* [Task requirements]
Without changing a character, return the entries, but not the images they hold.
-- begin --
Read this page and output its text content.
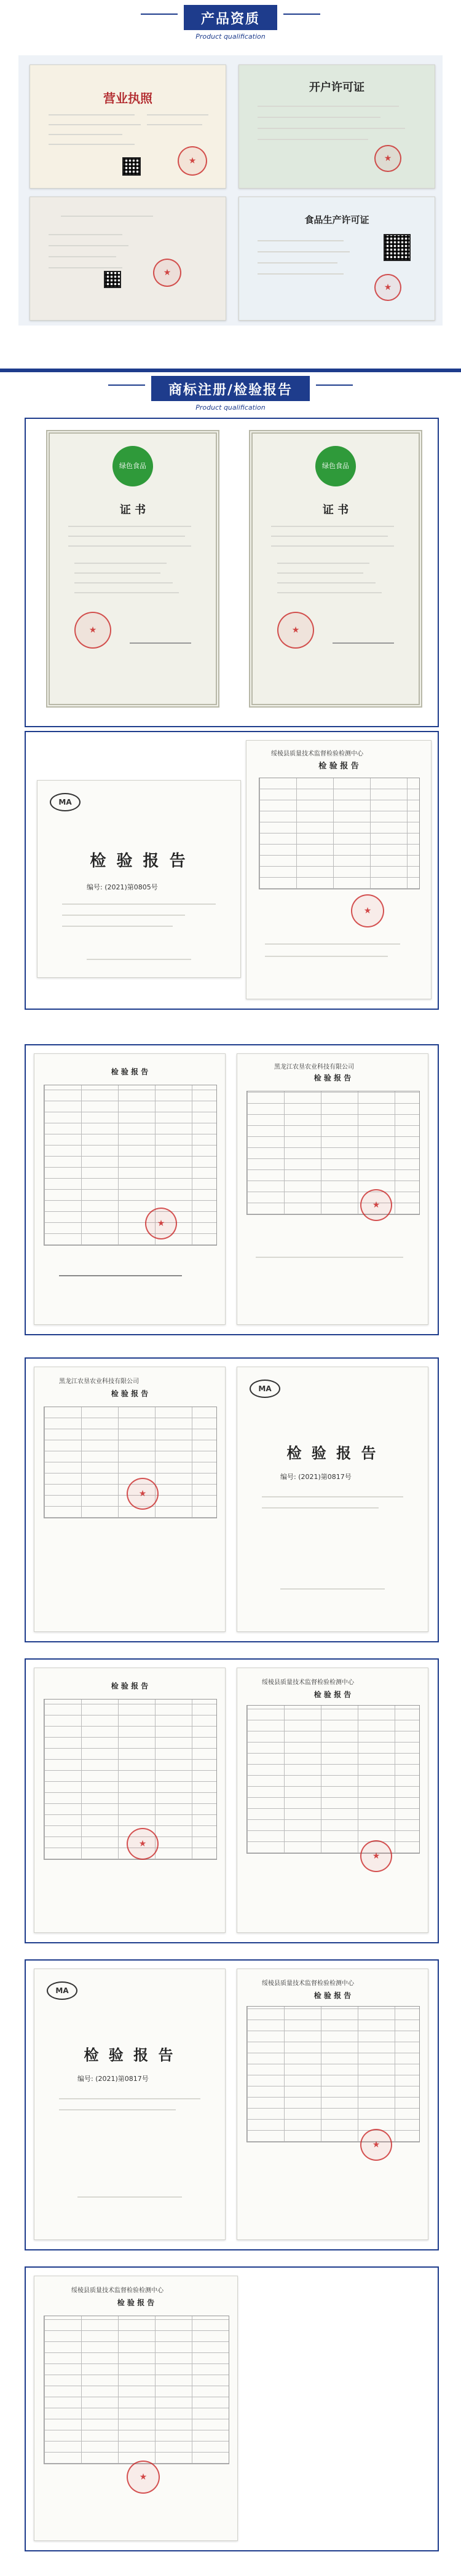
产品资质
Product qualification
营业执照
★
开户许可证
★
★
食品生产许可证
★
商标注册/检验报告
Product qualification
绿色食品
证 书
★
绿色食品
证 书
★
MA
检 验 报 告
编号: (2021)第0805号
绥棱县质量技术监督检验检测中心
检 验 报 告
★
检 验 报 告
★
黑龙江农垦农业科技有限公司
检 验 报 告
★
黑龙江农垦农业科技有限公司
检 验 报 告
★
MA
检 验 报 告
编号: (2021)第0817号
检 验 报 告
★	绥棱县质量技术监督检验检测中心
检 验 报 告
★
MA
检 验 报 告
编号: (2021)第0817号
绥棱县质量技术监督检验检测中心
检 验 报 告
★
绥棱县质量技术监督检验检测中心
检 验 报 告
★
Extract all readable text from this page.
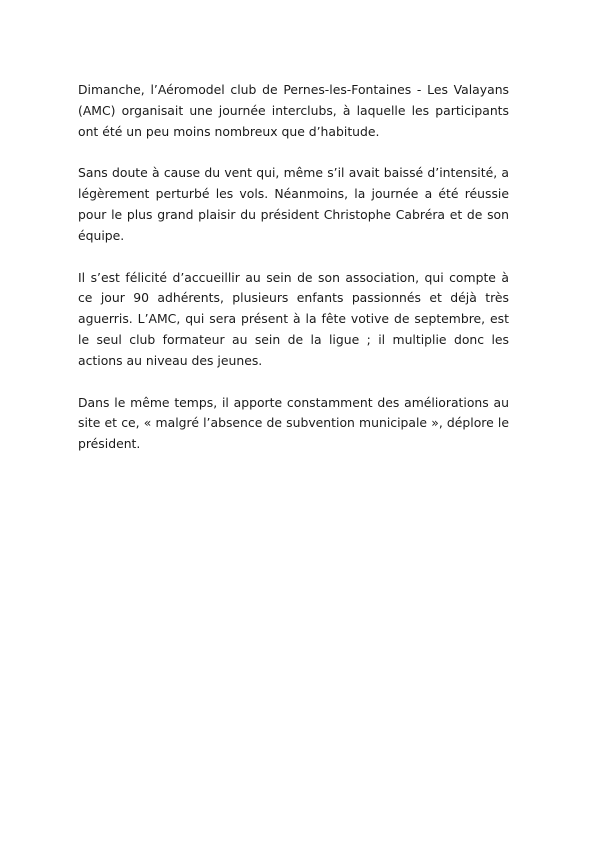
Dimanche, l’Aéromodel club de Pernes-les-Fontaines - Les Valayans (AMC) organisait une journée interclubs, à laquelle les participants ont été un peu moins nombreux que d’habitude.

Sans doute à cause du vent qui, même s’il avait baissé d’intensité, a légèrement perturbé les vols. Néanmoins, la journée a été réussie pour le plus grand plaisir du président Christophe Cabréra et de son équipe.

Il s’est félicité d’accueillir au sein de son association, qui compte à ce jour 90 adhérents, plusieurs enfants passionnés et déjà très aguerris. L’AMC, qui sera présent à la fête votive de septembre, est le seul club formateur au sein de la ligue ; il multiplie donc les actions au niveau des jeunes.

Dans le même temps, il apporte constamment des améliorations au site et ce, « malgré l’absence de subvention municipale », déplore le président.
-- end --
* [Answer to this exercise]
Read this page and output its text content.
产品资质
Product qualification
营业执照
★
开户许可证
★
★
食品生产许可证
★
商标注册/检验报告
Product qualification
绿色食品
证 书
★
绿色食品
证 书
★
MA
检 验 报 告
编号: (2021)第0805号
绥棱县质量技术监督检验检测中心
检 验 报 告
★
检 验 报 告
★
黑龙江农垦农业科技有限公司
检 验 报 告
★
黑龙江农垦农业科技有限公司
检 验 报 告
★
MA
检 验 报 告
编号: (2021)第0817号
检 验 报 告
★	绥棱县质量技术监督检验检测中心
检 验 报 告
★
MA
检 验 报 告
编号: (2021)第0817号
绥棱县质量技术监督检验检测中心
检 验 报 告
★
绥棱县质量技术监督检验检测中心
检 验 报 告
★
Extract all readable text from this page.
Dimanche, l’Aéromodel club de Pernes-les-Fontaines - Les Valayans (AMC) organisait une journée interclubs, à laquelle les participants ont été un peu moins nombreux que d’habitude.

Sans doute à cause du vent qui, même s’il avait baissé d’intensité, a légèrement perturbé les vols. Néanmoins, la journée a été réussie pour le plus grand plaisir du président Christophe Cabréra et de son équipe.

Il s’est félicité d’accueillir au sein de son association, qui compte à ce jour 90 adhérents, plusieurs enfants passionnés et déjà très aguerris. L’AMC, qui sera présent à la fête votive de septembre, est le seul club formateur au sein de la ligue ; il multiplie donc les actions au niveau des jeunes.

Dans le même temps, il apporte constamment des améliorations au site et ce, « malgré l’absence de subvention municipale », déplore le président.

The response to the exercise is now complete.